Books and Web Resources on Moths

This week is National Moth Week. Why moths? Moths are extremely diverse, with about 160,000 species worldwide, and appear in a variety of sizes, shapes, and colors. Despite this incredible diversity, many moths are not well studied or are underappreciated; sometimes they are even feared. National Moth Week aims to give more attention to these creatures of the night and to encourage citizen scientists to study and document them.

One obstacle to starting out studying moths as an amateur is that they are not as well covered as birds or even butterflies when it comes to field guides and other references for a popular audience. Moths' diversity makes it difficult for any guide to include all of the possible species, even within a limited area like northeastern North America. Here are some useful books on moths in North America.

The Peterson Field Guide to Moths of Northeastern North America by David Beadle and Seabrooke Leckie is currently the best field guide for moths in its area. It covers macromoths pretty thoroughly and includes many of the more common micromoths. The photos are of living specimens. I reviewed this book here.

Charles Covell's Field Guide to Moths of Eastern North America has effectively been replaced by the previous guide though it covers a larger area. It uses spread-winged specimens, and some printings have black and white illustrations. The guide has been out of print for a long time, but a reprint is available from the Virginia Museum of Natural History.

Caterpillars of Eastern North America by David Wagner covers common caterpillars of both moths and butterflies. This is a useful starting point for learning about caterpillars.

Owlet Caterpillars of Eastern North America by David Wagner, Dale Schweitzer, J. Bolling Sullivan, Richard Reardon provides thorough coverage of caterpillars from the superfamily Noctuoidea. This is primarily for people who already have a pretty deep interest in moths. I reviewed it here.

Moths & Caterpillars of the North Woods by Jim Sogaard has limited coverage, but I found it useful when I was first learning moths.

Le guide des papillons du Québec – Version scientifique by Louis Handfield is a two-volume French language guide for northeastern North America.

Moths of Western North America by Jerry Powell and Paul Opler covers the western region.

Discovering Moths: Nighttime Jewels in Your Own Backyard by John Himmelman is not a field guide but a popular introduction to moths. It covers how to find and study moths, some aspects of moth biology, interesting lepidopterists, and moths in mythology and popular culture.

Tiger Moths and Woolly Bears: Behavior, Ecology, and Evolution of the Arctiidae, edited by William Conner, is a collection of articles on tiger moth biology.

The Moth Book: A Popular Guide to a Knowledge of the Moths of North America by W.J. Holland is available as a free download from the Biodiversity Heritage Library, which hosts a number of older books on Lepidoptera. It is also available from Google Books. The taxonomy is out of date, but it still may be a useful resource.

Because the books available can only cover so much, web resources are essential for confirming identifications and learning more about moths. Here are a few useful ones.

The Moth Photographers Group is probably the single most useful website for studying North American moths. Its plate series has thousands of high quality images, with multiple images for each species, including micromoths. It also provides links to much more information. Before the publication of Beadle and Leckie's guide, this was my main resource for identifying moths, and even now I still use it regularly.

• [RECORDS SUPPLIED]
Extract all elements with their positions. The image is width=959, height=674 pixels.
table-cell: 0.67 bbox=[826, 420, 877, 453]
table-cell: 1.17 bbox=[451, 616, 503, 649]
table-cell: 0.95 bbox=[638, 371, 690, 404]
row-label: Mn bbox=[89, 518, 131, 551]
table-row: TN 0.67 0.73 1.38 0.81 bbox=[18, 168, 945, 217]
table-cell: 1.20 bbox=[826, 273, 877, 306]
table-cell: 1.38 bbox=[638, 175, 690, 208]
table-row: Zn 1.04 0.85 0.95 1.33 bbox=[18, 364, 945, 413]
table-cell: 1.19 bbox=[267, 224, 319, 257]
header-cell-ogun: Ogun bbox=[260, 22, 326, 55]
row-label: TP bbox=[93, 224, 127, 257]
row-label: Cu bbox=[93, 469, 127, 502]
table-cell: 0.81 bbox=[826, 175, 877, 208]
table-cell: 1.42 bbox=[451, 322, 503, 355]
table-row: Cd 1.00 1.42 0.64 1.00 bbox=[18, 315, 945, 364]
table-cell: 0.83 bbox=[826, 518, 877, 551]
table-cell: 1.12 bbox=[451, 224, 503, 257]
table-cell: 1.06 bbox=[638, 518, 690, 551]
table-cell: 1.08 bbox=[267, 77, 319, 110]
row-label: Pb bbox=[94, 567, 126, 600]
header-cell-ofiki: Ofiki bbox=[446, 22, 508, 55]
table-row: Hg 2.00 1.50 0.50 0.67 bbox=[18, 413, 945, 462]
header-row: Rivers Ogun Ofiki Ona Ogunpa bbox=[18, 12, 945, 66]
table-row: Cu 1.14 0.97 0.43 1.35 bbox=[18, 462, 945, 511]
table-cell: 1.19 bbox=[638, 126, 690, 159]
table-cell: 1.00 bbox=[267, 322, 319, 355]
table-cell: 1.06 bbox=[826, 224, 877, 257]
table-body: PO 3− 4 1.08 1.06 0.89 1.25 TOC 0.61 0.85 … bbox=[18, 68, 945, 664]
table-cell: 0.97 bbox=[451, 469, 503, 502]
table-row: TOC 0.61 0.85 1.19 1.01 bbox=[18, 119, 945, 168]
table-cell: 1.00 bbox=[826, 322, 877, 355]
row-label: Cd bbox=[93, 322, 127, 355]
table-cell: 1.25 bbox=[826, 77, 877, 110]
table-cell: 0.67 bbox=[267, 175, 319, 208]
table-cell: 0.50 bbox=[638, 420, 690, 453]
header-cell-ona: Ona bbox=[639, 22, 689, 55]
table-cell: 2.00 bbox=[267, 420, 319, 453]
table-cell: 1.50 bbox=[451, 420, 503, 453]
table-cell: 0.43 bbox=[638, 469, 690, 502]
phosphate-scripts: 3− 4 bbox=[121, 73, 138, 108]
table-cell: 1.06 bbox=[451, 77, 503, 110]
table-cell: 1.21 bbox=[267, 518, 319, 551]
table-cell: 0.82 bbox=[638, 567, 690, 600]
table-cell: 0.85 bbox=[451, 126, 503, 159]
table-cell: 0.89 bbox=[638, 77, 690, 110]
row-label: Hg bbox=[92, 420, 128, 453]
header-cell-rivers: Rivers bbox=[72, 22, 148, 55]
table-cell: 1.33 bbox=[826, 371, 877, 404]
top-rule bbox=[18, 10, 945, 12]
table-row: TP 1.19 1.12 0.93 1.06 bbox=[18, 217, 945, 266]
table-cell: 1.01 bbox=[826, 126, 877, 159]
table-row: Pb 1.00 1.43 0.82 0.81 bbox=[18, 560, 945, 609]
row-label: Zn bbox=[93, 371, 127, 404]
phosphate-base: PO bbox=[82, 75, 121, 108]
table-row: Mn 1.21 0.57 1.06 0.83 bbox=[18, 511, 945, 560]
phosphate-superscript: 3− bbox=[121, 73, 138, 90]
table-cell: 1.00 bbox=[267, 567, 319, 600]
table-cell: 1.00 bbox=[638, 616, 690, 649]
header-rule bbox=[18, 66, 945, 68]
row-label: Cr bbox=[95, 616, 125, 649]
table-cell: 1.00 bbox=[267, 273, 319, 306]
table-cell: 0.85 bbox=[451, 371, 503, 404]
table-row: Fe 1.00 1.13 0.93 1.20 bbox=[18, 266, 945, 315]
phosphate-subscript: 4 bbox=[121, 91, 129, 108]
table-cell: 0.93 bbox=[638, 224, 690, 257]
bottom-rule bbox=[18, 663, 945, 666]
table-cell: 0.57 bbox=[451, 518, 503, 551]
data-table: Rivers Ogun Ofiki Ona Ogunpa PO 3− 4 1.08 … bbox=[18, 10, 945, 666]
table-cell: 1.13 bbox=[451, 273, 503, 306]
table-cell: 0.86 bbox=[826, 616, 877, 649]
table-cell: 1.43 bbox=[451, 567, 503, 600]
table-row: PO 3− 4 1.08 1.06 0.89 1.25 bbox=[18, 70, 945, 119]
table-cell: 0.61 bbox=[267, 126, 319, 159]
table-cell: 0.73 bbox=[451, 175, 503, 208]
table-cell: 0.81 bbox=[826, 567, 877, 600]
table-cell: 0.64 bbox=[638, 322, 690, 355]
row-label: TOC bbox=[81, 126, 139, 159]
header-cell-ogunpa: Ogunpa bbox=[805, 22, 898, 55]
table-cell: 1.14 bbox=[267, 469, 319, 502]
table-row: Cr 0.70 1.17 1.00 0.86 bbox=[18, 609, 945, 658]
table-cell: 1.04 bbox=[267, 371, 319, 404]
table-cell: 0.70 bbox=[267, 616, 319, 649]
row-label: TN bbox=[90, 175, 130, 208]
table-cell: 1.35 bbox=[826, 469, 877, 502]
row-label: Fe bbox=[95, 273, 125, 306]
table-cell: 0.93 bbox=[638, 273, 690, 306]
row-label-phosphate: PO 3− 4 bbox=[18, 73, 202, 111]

• [TASKS FOR THIS EXERCISE]
a - Decide whether each statement below agrees with the piece on moth books and web resources. Answer yes or no for each, and quote the words from the piece that settle it.
(i) Charles Covell's field guide shows photos of living moths.
(ii) The Moth Book by W.J. Holland can be downloaded for free from the Biodiversity Heritage Library.
(iii) Le guide des papillons du Québec by Louis Handfield is published in a single volume.
b - Answer these questions from the piece on moth books and web resources, one answer per line.
(i) About how many moth species exist worldwide?
(ii) Who edited Tiger Moths and Woolly Bears?
(iii) Caterpillars from which superfamily does Owlet Caterpillars of Eastern North America cover?

• [RESPONSES BY TASK]
a -
(i) No: "It uses spread-winged specimens, and some printings have black and white illustrations."
(ii) Yes: "is available as a free download from the Biodiversity Heritage Library"
(iii) No: "is a two-volume French language guide for northeastern North America"

b -
(i) About 160,000
(ii) William Conner
(iii) Noctuoidea